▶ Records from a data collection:
════════════════

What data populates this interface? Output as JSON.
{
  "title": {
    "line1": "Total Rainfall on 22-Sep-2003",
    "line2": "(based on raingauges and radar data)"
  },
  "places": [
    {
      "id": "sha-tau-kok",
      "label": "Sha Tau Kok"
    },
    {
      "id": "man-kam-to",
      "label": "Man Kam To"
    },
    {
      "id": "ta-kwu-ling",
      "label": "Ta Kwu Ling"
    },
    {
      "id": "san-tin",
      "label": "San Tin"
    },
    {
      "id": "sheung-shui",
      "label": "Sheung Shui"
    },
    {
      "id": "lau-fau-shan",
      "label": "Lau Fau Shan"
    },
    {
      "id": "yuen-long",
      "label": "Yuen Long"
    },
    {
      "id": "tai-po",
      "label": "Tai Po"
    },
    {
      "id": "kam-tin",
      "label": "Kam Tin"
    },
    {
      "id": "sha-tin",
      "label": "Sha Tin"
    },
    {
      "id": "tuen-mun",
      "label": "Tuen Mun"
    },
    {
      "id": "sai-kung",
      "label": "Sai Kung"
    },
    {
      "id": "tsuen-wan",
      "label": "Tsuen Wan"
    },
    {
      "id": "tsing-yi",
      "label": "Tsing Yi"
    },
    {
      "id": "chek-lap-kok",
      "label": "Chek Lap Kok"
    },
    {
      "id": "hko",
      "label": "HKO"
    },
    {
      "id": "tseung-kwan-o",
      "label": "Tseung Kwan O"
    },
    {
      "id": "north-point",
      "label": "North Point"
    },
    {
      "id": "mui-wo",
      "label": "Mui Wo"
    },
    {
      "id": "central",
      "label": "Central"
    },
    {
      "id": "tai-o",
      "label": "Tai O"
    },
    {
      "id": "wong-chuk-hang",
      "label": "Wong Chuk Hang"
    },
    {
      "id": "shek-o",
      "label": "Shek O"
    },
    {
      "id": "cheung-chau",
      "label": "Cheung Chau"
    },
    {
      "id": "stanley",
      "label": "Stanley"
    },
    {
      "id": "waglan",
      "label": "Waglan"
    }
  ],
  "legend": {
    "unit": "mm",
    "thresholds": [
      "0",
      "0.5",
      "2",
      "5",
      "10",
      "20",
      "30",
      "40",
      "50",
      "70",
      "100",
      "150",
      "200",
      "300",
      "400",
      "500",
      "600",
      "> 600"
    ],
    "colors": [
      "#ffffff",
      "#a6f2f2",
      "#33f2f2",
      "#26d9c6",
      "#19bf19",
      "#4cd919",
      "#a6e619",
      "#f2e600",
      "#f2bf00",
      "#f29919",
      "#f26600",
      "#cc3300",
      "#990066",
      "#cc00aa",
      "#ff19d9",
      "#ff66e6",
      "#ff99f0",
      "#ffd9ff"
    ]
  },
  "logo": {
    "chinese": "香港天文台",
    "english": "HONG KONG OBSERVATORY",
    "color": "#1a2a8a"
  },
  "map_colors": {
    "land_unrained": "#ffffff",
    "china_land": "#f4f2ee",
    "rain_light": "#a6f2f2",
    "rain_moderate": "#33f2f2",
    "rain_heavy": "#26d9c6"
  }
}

════════════════

▶ EXERCISE GOAL: Write every entry out again exactly.

▶ EXPECTED ANSWER:
What data populates this interface? Output as JSON.
{
  "title": {
    "line1": "Total Rainfall on 22-Sep-2003",
    "line2": "(based on raingauges and radar data)"
  },
  "places": [
    {
      "id": "sha-tau-kok",
      "label": "Sha Tau Kok"
    },
    {
      "id": "man-kam-to",
      "label": "Man Kam To"
    },
    {
      "id": "ta-kwu-ling",
      "label": "Ta Kwu Ling"
    },
    {
      "id": "san-tin",
      "label": "San Tin"
    },
    {
      "id": "sheung-shui",
      "label": "Sheung Shui"
    },
    {
      "id": "lau-fau-shan",
      "label": "Lau Fau Shan"
    },
    {
      "id": "yuen-long",
      "label": "Yuen Long"
    },
    {
      "id": "tai-po",
      "label": "Tai Po"
    },
    {
      "id": "kam-tin",
      "label": "Kam Tin"
    },
    {
      "id": "sha-tin",
      "label": "Sha Tin"
    },
    {
      "id": "tuen-mun",
      "label": "Tuen Mun"
    },
    {
      "id": "sai-kung",
      "label": "Sai Kung"
    },
    {
      "id": "tsuen-wan",
      "label": "Tsuen Wan"
    },
    {
      "id": "tsing-yi",
      "label": "Tsing Yi"
    },
    {
      "id": "chek-lap-kok",
      "label": "Chek Lap Kok"
    },
    {
      "id": "hko",
      "label": "HKO"
    },
    {
      "id": "tseung-kwan-o",
      "label": "Tseung Kwan O"
    },
    {
      "id": "north-point",
      "label": "North Point"
    },
    {
      "id": "mui-wo",
      "label": "Mui Wo"
    },
    {
      "id": "central",
      "label": "Central"
    },
    {
      "id": "tai-o",
      "label": "Tai O"
    },
    {
      "id": "wong-chuk-hang",
      "label": "Wong Chuk Hang"
    },
    {
      "id": "shek-o",
      "label": "Shek O"
    },
    {
      "id": "cheung-chau",
      "label": "Cheung Chau"
    },
    {
      "id": "stanley",
      "label": "Stanley"
    },
    {
      "id": "waglan",
      "label": "Waglan"
    }
  ],
  "legend": {
    "unit": "mm",
    "thresholds": [
      "0",
      "0.5",
      "2",
      "5",
      "10",
      "20",
      "30",
      "40",
      "50",
      "70",
      "100",
      "150",
      "200",
      "300",
      "400",
      "500",
      "600",
      "> 600"
    ],
    "colors": [
      "#ffffff",
      "#a6f2f2",
      "#33f2f2",
      "#26d9c6",
      "#19bf19",
      "#4cd919",
      "#a6e619",
      "#f2e600",
      "#f2bf00",
      "#f29919",
      "#f26600",
      "#cc3300",
      "#990066",
      "#cc00aa",
      "#ff19d9",
      "#ff66e6",
      "#ff99f0",
      "#ffd9ff"
    ]
  },
  "logo": {
    "chinese": "香港天文台",
    "english": "HONG KONG OBSERVATORY",
    "color": "#1a2a8a"
  },
  "map_colors": {
    "land_unrained": "#ffffff",
    "china_land": "#f4f2ee",
    "rain_light": "#a6f2f2",
    "rain_moderate": "#33f2f2",
    "rain_heavy": "#26d9c6"
  }
}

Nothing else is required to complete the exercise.